==== Working data ====
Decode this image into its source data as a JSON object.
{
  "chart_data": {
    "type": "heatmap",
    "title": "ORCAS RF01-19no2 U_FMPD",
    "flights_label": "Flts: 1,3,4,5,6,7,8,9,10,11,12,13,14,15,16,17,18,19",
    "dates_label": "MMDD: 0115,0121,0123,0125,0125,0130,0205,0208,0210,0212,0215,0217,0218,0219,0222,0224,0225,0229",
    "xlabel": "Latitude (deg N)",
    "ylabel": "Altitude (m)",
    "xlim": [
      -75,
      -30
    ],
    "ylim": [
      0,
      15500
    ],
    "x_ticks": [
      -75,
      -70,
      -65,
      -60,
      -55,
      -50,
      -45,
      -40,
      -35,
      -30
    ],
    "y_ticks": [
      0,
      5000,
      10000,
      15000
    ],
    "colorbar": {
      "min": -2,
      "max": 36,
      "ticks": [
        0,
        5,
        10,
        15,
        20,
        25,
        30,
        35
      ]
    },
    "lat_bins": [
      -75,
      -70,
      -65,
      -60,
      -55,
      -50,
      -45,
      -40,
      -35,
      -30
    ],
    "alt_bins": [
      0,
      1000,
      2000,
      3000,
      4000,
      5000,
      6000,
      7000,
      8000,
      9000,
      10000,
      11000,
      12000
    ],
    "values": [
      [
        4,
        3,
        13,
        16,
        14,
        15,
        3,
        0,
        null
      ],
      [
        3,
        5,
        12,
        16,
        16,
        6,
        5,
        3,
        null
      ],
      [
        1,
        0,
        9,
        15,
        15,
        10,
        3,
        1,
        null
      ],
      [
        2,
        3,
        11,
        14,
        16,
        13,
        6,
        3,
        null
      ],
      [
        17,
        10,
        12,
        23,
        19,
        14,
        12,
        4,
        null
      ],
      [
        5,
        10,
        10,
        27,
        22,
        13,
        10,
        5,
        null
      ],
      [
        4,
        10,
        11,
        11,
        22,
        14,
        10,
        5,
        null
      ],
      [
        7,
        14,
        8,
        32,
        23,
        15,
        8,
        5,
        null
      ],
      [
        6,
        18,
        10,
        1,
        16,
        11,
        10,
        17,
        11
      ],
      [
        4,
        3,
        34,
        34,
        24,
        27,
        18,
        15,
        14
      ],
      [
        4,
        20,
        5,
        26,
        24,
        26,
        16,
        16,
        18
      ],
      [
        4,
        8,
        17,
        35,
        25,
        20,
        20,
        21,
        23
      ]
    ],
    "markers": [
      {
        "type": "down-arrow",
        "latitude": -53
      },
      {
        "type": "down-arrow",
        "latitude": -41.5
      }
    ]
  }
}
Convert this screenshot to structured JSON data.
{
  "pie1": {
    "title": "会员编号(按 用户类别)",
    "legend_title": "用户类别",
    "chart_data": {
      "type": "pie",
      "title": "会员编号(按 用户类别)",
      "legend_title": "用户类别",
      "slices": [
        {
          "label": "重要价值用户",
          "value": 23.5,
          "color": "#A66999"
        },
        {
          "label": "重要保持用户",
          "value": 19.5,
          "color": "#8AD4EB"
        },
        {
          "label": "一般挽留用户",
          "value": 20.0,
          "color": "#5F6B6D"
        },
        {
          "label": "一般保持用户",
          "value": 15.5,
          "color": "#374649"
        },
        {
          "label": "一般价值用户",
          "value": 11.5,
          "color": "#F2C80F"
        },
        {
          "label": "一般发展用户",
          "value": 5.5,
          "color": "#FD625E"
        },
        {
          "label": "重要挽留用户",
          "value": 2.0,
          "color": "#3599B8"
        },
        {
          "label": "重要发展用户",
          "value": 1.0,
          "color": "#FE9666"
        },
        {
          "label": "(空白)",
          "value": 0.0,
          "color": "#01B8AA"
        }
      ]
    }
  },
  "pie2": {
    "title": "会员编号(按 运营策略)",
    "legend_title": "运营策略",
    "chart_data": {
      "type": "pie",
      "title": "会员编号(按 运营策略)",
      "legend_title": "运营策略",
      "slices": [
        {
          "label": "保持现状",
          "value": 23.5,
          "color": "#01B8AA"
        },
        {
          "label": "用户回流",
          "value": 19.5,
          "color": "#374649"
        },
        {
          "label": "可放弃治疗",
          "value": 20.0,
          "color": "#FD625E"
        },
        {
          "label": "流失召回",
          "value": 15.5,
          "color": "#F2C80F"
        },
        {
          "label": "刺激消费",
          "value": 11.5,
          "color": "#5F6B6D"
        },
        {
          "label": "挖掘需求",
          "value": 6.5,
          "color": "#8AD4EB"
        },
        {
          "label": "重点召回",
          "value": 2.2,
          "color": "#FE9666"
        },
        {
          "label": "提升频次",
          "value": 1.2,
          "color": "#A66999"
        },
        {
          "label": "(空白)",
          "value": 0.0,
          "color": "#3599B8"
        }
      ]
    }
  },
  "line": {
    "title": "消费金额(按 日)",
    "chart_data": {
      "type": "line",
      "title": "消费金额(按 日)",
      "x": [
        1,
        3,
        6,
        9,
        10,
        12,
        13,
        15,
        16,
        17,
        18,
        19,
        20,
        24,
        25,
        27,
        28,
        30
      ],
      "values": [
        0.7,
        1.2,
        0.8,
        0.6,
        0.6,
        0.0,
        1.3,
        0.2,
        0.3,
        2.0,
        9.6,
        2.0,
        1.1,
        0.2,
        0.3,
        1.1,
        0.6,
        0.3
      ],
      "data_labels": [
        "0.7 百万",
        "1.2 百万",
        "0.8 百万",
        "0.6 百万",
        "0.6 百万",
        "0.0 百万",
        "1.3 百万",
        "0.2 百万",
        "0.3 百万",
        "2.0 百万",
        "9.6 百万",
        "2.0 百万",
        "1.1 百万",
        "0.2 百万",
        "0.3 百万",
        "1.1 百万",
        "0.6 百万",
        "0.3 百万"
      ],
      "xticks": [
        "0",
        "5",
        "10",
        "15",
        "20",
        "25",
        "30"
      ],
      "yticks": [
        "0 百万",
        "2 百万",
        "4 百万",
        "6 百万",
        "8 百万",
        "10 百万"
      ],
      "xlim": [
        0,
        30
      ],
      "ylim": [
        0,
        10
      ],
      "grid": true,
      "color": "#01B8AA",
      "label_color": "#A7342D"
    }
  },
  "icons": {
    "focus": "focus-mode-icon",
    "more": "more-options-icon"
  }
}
====
Task directions: Each line of the listing above should be output exactly.

Result of the task:
Decode this image into its source data as a JSON object.
{
  "chart_data": {
    "type": "heatmap",
    "title": "ORCAS RF01-19no2 U_FMPD",
    "flights_label": "Flts: 1,3,4,5,6,7,8,9,10,11,12,13,14,15,16,17,18,19",
    "dates_label": "MMDD: 0115,0121,0123,0125,0125,0130,0205,0208,0210,0212,0215,0217,0218,0219,0222,0224,0225,0229",
    "xlabel": "Latitude (deg N)",
    "ylabel": "Altitude (m)",
    "xlim": [
      -75,
      -30
    ],
    "ylim": [
      0,
      15500
    ],
    "x_ticks": [
      -75,
      -70,
      -65,
      -60,
      -55,
      -50,
      -45,
      -40,
      -35,
      -30
    ],
    "y_ticks": [
      0,
      5000,
      10000,
      15000
    ],
    "colorbar": {
      "min": -2,
      "max": 36,
      "ticks": [
        0,
        5,
        10,
        15,
        20,
        25,
        30,
        35
      ]
    },
    "lat_bins": [
      -75,
      -70,
      -65,
      -60,
      -55,
      -50,
      -45,
      -40,
      -35,
      -30
    ],
    "alt_bins": [
      0,
      1000,
      2000,
      3000,
      4000,
      5000,
      6000,
      7000,
      8000,
      9000,
      10000,
      11000,
      12000
    ],
    "values": [
      [
        4,
        3,
        13,
        16,
        14,
        15,
        3,
        0,
        null
      ],
      [
        3,
        5,
        12,
        16,
        16,
        6,
        5,
        3,
        null
      ],
      [
        1,
        0,
        9,
        15,
        15,
        10,
        3,
        1,
        null
      ],
      [
        2,
        3,
        11,
        14,
        16,
        13,
        6,
        3,
        null
      ],
      [
        17,
        10,
        12,
        23,
        19,
        14,
        12,
        4,
        null
      ],
      [
        5,
        10,
        10,
        27,
        22,
        13,
        10,
        5,
        null
      ],
      [
        4,
        10,
        11,
        11,
        22,
        14,
        10,
        5,
        null
      ],
      [
        7,
        14,
        8,
        32,
        23,
        15,
        8,
        5,
        null
      ],
      [
        6,
        18,
        10,
        1,
        16,
        11,
        10,
        17,
        11
      ],
      [
        4,
        3,
        34,
        34,
        24,
        27,
        18,
        15,
        14
      ],
      [
        4,
        20,
        5,
        26,
        24,
        26,
        16,
        16,
        18
      ],
      [
        4,
        8,
        17,
        35,
        25,
        20,
        20,
        21,
        23
      ]
    ],
    "markers": [
      {
        "type": "down-arrow",
        "latitude": -53
      },
      {
        "type": "down-arrow",
        "latitude": -41.5
      }
    ]
  }
}
Convert this screenshot to structured JSON data.
{
  "pie1": {
    "title": "会员编号(按 用户类别)",
    "legend_title": "用户类别",
    "chart_data": {
      "type": "pie",
      "title": "会员编号(按 用户类别)",
      "legend_title": "用户类别",
      "slices": [
        {
          "label": "重要价值用户",
          "value": 23.5,
          "color": "#A66999"
        },
        {
          "label": "重要保持用户",
          "value": 19.5,
          "color": "#8AD4EB"
        },
        {
          "label": "一般挽留用户",
          "value": 20.0,
          "color": "#5F6B6D"
        },
        {
          "label": "一般保持用户",
          "value": 15.5,
          "color": "#374649"
        },
        {
          "label": "一般价值用户",
          "value": 11.5,
          "color": "#F2C80F"
        },
        {
          "label": "一般发展用户",
          "value": 5.5,
          "color": "#FD625E"
        },
        {
          "label": "重要挽留用户",
          "value": 2.0,
          "color": "#3599B8"
        },
        {
          "label": "重要发展用户",
          "value": 1.0,
          "color": "#FE9666"
        },
        {
          "label": "(空白)",
          "value": 0.0,
          "color": "#01B8AA"
        }
      ]
    }
  },
  "pie2": {
    "title": "会员编号(按 运营策略)",
    "legend_title": "运营策略",
    "chart_data": {
      "type": "pie",
      "title": "会员编号(按 运营策略)",
      "legend_title": "运营策略",
      "slices": [
        {
          "label": "保持现状",
          "value": 23.5,
          "color": "#01B8AA"
        },
        {
          "label": "用户回流",
          "value": 19.5,
          "color": "#374649"
        },
        {
          "label": "可放弃治疗",
          "value": 20.0,
          "color": "#FD625E"
        },
        {
          "label": "流失召回",
          "value": 15.5,
          "color": "#F2C80F"
        },
        {
          "label": "刺激消费",
          "value": 11.5,
          "color": "#5F6B6D"
        },
        {
          "label": "挖掘需求",
          "value": 6.5,
          "color": "#8AD4EB"
        },
        {
          "label": "重点召回",
          "value": 2.2,
          "color": "#FE9666"
        },
        {
          "label": "提升频次",
          "value": 1.2,
          "color": "#A66999"
        },
        {
          "label": "(空白)",
          "value": 0.0,
          "color": "#3599B8"
        }
      ]
    }
  },
  "line": {
    "title": "消费金额(按 日)",
    "chart_data": {
      "type": "line",
      "title": "消费金额(按 日)",
      "x": [
        1,
        3,
        6,
        9,
        10,
        12,
        13,
        15,
        16,
        17,
        18,
        19,
        20,
        24,
        25,
        27,
        28,
        30
      ],
      "values": [
        0.7,
        1.2,
        0.8,
        0.6,
        0.6,
        0.0,
        1.3,
        0.2,
        0.3,
        2.0,
        9.6,
        2.0,
        1.1,
        0.2,
        0.3,
        1.1,
        0.6,
        0.3
      ],
      "data_labels": [
        "0.7 百万",
        "1.2 百万",
        "0.8 百万",
        "0.6 百万",
        "0.6 百万",
        "0.0 百万",
        "1.3 百万",
        "0.2 百万",
        "0.3 百万",
        "2.0 百万",
        "9.6 百万",
        "2.0 百万",
        "1.1 百万",
        "0.2 百万",
        "0.3 百万",
        "1.1 百万",
        "0.6 百万",
        "0.3 百万"
      ],
      "xticks": [
        "0",
        "5",
        "10",
        "15",
        "20",
        "25",
        "30"
      ],
      "yticks": [
        "0 百万",
        "2 百万",
        "4 百万",
        "6 百万",
        "8 百万",
        "10 百万"
      ],
      "xlim": [
        0,
        30
      ],
      "ylim": [
        0,
        10
      ],
      "grid": true,
      "color": "#01B8AA",
      "label_color": "#A7342D"
    }
  },
  "icons": {
    "focus": "focus-mode-icon",
    "more": "more-options-icon"
  }
}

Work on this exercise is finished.